--- START DATA SUPPLIED ---

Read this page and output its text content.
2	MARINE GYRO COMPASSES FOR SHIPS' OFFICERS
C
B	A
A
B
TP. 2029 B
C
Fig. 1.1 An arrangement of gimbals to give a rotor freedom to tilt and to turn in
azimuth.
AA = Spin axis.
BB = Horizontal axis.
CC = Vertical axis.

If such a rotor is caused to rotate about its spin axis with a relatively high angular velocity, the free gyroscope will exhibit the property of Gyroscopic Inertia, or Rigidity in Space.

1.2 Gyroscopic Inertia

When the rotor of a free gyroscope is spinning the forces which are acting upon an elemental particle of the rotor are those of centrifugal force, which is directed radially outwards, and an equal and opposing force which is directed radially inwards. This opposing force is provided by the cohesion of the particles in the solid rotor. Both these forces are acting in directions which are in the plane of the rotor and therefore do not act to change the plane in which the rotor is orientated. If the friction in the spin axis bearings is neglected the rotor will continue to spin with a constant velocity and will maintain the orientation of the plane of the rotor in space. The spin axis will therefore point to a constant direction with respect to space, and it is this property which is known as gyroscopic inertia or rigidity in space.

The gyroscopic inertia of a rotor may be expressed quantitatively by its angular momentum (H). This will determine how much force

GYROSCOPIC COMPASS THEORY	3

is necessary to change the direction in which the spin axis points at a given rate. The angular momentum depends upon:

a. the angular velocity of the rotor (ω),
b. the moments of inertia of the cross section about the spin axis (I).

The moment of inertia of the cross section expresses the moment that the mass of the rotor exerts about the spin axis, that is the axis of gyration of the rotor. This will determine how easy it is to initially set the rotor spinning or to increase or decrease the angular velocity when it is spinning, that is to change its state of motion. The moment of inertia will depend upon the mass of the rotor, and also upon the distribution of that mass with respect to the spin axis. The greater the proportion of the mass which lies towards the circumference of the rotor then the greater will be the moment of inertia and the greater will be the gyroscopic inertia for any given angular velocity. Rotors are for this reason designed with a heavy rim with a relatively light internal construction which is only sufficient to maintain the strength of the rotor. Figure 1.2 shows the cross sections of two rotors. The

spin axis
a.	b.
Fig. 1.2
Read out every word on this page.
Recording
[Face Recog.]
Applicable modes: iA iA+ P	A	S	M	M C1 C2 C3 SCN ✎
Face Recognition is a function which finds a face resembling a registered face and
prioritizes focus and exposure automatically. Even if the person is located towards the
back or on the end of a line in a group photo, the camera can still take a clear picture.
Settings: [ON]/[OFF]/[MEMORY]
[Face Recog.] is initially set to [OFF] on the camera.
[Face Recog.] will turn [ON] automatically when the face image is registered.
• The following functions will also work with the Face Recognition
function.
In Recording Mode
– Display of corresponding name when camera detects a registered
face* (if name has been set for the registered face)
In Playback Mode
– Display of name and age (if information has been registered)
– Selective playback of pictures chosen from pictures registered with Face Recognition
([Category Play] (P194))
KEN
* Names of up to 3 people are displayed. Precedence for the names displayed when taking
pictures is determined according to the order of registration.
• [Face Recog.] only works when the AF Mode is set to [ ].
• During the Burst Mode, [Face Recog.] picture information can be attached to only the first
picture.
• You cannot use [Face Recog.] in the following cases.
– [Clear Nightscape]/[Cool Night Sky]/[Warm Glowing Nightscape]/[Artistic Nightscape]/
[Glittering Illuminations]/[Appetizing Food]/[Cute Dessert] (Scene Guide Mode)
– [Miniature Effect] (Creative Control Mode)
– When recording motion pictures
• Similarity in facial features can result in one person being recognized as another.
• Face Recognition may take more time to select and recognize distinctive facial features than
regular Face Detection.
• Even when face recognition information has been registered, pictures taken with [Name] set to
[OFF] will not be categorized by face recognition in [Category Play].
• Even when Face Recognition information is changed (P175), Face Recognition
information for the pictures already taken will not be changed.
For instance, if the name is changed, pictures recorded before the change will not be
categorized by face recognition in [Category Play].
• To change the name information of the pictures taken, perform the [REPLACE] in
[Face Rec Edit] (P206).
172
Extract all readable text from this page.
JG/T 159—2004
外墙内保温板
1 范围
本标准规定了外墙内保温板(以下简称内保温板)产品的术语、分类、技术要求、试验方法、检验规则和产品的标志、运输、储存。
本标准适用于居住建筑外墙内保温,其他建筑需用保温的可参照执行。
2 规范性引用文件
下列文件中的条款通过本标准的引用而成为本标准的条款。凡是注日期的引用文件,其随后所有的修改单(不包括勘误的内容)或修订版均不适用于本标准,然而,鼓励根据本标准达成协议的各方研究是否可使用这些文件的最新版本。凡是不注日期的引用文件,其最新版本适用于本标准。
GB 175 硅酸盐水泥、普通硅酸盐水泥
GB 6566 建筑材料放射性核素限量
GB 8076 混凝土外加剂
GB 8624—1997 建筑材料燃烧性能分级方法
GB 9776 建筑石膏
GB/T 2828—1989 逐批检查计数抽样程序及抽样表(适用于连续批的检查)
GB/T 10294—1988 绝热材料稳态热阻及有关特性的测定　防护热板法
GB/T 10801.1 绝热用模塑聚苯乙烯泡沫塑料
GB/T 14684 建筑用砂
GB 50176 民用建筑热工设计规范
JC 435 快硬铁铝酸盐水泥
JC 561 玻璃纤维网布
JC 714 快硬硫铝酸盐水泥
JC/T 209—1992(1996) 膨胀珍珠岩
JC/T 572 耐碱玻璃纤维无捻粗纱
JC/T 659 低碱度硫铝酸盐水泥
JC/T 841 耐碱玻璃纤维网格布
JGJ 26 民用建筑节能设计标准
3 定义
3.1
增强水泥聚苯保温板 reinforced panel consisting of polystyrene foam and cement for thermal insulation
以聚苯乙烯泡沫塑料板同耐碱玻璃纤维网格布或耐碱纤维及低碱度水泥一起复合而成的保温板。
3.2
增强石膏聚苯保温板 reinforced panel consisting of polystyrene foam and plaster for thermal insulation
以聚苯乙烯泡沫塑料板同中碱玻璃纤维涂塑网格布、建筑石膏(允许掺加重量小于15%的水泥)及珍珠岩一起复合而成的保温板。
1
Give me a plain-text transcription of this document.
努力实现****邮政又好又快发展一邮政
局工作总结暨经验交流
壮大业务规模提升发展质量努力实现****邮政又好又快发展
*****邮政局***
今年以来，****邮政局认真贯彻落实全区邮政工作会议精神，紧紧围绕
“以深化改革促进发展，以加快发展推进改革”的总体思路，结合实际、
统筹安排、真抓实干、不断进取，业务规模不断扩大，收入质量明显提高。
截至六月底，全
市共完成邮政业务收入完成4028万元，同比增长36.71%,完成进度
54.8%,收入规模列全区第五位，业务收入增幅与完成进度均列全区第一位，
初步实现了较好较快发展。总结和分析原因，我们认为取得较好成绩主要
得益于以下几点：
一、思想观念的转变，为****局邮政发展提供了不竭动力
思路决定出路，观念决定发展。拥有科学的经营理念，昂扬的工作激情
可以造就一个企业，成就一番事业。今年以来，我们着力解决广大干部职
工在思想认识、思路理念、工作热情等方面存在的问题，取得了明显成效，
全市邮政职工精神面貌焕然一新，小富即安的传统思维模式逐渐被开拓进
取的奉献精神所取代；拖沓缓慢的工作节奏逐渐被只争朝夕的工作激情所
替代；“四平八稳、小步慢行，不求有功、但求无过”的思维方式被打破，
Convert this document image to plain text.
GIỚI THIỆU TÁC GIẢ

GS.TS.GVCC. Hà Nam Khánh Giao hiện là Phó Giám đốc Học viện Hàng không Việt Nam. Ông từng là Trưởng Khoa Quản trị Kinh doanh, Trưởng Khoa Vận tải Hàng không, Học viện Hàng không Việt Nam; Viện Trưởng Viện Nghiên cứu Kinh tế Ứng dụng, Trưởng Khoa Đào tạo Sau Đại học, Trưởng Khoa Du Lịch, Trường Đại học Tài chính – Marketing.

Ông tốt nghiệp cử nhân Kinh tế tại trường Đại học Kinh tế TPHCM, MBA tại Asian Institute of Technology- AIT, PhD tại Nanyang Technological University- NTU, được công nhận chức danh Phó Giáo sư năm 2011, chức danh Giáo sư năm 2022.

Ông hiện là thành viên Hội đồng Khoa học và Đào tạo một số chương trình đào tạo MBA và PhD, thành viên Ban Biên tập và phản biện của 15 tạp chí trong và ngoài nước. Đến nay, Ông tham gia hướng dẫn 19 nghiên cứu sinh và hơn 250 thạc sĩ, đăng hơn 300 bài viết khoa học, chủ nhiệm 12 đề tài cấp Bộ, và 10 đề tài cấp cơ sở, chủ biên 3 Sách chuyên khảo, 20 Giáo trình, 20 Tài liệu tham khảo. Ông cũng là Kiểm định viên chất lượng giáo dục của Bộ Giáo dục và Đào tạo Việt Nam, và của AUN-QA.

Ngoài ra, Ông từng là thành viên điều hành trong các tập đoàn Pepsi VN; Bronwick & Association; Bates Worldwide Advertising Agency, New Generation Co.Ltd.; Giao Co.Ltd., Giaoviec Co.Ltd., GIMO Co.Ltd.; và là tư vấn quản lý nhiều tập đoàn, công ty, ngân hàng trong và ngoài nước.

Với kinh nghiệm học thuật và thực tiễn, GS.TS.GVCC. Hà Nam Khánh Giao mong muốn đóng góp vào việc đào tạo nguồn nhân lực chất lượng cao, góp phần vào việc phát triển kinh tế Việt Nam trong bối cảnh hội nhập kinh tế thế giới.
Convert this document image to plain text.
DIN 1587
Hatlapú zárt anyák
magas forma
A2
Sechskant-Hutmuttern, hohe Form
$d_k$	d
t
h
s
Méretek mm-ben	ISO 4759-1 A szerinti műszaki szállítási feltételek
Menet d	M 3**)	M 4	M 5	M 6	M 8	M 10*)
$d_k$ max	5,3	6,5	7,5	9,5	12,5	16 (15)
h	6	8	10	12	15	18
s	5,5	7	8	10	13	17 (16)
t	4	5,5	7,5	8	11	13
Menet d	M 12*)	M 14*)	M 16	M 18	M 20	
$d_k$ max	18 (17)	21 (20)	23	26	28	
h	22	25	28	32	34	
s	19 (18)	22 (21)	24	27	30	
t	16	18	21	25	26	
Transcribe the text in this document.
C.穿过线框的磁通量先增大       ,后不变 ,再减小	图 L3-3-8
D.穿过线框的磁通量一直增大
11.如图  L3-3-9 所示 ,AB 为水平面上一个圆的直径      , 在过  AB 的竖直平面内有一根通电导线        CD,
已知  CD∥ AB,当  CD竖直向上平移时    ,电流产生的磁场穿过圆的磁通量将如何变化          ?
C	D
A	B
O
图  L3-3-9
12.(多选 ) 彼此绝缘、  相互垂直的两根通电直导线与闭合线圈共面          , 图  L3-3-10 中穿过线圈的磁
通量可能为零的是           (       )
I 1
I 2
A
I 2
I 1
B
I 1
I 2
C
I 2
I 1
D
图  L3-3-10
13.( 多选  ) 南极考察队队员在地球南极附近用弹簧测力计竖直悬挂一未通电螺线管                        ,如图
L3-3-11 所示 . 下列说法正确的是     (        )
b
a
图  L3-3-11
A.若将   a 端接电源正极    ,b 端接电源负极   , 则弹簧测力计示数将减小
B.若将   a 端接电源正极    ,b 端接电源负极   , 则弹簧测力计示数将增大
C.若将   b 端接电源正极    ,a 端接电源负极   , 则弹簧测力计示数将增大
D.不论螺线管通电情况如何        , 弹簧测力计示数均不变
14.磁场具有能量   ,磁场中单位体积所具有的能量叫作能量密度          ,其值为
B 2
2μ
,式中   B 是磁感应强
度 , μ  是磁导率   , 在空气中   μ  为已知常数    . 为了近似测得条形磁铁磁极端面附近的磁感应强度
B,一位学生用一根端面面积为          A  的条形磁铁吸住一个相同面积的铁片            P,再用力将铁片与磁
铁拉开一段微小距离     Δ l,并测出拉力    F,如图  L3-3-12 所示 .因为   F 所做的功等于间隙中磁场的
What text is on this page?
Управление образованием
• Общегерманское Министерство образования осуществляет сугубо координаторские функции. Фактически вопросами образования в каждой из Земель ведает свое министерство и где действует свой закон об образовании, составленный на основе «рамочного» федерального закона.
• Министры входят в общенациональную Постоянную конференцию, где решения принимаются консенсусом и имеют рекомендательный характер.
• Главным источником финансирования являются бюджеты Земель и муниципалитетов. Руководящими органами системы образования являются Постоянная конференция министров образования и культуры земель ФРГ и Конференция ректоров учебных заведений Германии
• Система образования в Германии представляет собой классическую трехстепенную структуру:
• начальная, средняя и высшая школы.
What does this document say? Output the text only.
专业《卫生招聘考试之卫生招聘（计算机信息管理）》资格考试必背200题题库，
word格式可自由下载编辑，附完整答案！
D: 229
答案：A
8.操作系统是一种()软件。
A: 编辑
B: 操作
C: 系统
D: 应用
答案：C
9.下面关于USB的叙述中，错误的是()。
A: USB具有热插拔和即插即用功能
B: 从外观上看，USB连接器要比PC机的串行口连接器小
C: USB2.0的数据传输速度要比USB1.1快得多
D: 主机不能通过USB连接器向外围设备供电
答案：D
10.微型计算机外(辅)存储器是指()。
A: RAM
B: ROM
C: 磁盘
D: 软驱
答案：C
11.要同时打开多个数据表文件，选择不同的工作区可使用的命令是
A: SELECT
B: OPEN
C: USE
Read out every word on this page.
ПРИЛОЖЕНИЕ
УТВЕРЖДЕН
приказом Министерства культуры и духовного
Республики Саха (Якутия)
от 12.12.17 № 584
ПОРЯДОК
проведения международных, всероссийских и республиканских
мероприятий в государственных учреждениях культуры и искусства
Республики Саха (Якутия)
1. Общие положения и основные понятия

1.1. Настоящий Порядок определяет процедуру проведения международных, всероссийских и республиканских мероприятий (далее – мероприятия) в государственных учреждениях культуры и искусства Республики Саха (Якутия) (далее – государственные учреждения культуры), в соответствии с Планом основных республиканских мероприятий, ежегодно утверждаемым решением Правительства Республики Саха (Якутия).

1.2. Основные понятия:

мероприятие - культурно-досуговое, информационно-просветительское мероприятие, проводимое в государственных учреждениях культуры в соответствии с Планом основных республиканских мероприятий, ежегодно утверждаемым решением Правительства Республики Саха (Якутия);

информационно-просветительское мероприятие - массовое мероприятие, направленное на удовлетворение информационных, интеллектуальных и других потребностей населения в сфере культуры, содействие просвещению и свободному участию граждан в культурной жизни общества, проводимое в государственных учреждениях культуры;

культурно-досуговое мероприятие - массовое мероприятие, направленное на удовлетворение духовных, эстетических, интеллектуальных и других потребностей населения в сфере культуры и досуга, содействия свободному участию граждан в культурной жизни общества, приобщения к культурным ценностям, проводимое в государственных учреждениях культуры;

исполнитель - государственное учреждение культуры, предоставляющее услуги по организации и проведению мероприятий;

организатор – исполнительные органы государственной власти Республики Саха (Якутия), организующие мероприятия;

--- END DATA SUPPLIED ---

- [EXERCISE PROMPT]: From the entries above, return each line with the word "person" in it.

- [EXERCISE RESPONSE]:
prioritizes focus and exposure automatically. Even if the person is located towards the
• Similarity in facial features can result in one person being recognized as another.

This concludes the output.